▶ _Problem_: Output the full listing below exactly as it reads, and skip anything that is a picture.

▶ _Structured figure records_:
+ + +

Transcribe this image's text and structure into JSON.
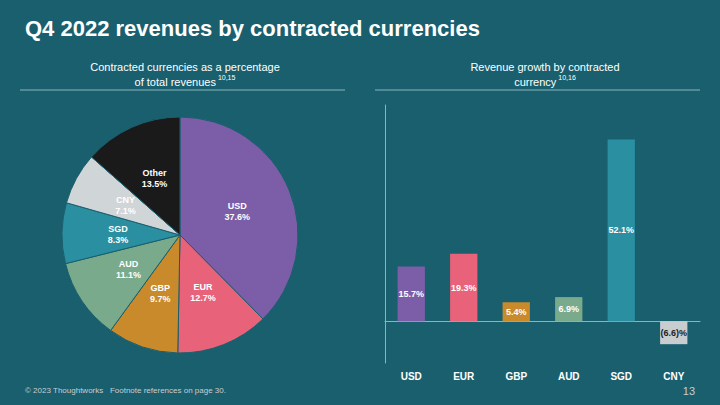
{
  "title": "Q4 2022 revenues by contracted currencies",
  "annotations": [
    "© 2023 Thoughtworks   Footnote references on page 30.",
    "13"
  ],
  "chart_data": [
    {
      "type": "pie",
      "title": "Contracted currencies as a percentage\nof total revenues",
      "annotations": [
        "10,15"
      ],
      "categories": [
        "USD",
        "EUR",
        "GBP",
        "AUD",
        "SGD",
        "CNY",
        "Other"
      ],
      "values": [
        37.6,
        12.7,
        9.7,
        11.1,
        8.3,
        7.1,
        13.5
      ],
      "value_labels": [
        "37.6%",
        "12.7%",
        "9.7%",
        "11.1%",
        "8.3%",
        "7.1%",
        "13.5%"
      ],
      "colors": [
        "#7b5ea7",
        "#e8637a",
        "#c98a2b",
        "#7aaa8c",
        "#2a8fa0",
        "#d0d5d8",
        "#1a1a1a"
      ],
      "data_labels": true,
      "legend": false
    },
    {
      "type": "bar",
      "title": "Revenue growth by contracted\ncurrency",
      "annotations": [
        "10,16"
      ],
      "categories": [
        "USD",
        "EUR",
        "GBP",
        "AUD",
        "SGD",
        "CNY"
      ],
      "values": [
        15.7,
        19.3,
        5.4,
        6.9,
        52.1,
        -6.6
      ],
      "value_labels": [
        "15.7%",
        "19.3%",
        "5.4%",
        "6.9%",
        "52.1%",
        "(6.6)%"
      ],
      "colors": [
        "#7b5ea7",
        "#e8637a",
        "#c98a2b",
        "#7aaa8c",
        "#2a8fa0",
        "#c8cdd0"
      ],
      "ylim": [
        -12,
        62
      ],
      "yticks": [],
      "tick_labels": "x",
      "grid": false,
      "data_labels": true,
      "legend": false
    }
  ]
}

+ + +

▶ _Final answer_:
Transcribe this image's text and structure into JSON.
{
  "title": "Q4 2022 revenues by contracted currencies",
  "annotations": [
    "© 2023 Thoughtworks   Footnote references on page 30.",
    "13"
  ],
  "chart_data": [
    {
      "type": "pie",
      "title": "Contracted currencies as a percentage\nof total revenues",
      "annotations": [
        "10,15"
      ],
      "categories": [
        "USD",
        "EUR",
        "GBP",
        "AUD",
        "SGD",
        "CNY",
        "Other"
      ],
      "values": [
        37.6,
        12.7,
        9.7,
        11.1,
        8.3,
        7.1,
        13.5
      ],
      "value_labels": [
        "37.6%",
        "12.7%",
        "9.7%",
        "11.1%",
        "8.3%",
        "7.1%",
        "13.5%"
      ],
      "colors": [
        "#7b5ea7",
        "#e8637a",
        "#c98a2b",
        "#7aaa8c",
        "#2a8fa0",
        "#d0d5d8",
        "#1a1a1a"
      ],
      "data_labels": true,
      "legend": false
    },
    {
      "type": "bar",
      "title": "Revenue growth by contracted\ncurrency",
      "annotations": [
        "10,16"
      ],
      "categories": [
        "USD",
        "EUR",
        "GBP",
        "AUD",
        "SGD",
        "CNY"
      ],
      "values": [
        15.7,
        19.3,
        5.4,
        6.9,
        52.1,
        -6.6
      ],
      "value_labels": [
        "15.7%",
        "19.3%",
        "5.4%",
        "6.9%",
        "52.1%",
        "(6.6)%"
      ],
      "colors": [
        "#7b5ea7",
        "#e8637a",
        "#c98a2b",
        "#7aaa8c",
        "#2a8fa0",
        "#c8cdd0"
      ],
      "ylim": [
        -12,
        62
      ],
      "yticks": [],
      "tick_labels": "x",
      "grid": false,
      "data_labels": true,
      "legend": false
    }
  ]
}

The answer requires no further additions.